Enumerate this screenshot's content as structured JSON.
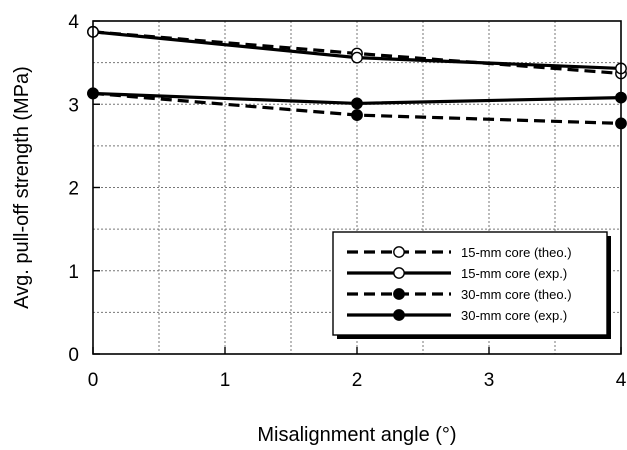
{
  "chart_data": {
    "type": "line",
    "xlabel": "Misalignment angle (°)",
    "ylabel": "Avg. pull-off strength (MPa)",
    "xlim": [
      0,
      4
    ],
    "ylim": [
      0,
      4
    ],
    "xticks": [
      "0",
      "1",
      "2",
      "3",
      "4"
    ],
    "yticks": [
      "0",
      "1",
      "2",
      "3",
      "4"
    ],
    "grid": true,
    "legend_position": "bottom-right",
    "series": [
      {
        "name": "15-mm core (theo.)",
        "line": "dashed",
        "marker": "open-circle",
        "x": [
          0,
          2,
          4
        ],
        "y": [
          3.87,
          3.61,
          3.37
        ]
      },
      {
        "name": "15-mm core (exp.)",
        "line": "solid",
        "marker": "open-circle",
        "x": [
          0,
          2,
          4
        ],
        "y": [
          3.87,
          3.56,
          3.43
        ]
      },
      {
        "name": "30-mm core (theo.)",
        "line": "dashed",
        "marker": "filled-circle",
        "x": [
          0,
          2,
          4
        ],
        "y": [
          3.13,
          2.87,
          2.77
        ]
      },
      {
        "name": "30-mm core (exp.)",
        "line": "solid",
        "marker": "filled-circle",
        "x": [
          0,
          2,
          4
        ],
        "y": [
          3.13,
          3.01,
          3.08
        ]
      }
    ]
  }
}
•••••
Which lines in the records above contain the string "core"? Copy each one.

        "name": "15-mm core (theo.)",
        "name": "15-mm core (exp.)",
        "name": "30-mm core (theo.)",
        "name": "30-mm core (exp.)",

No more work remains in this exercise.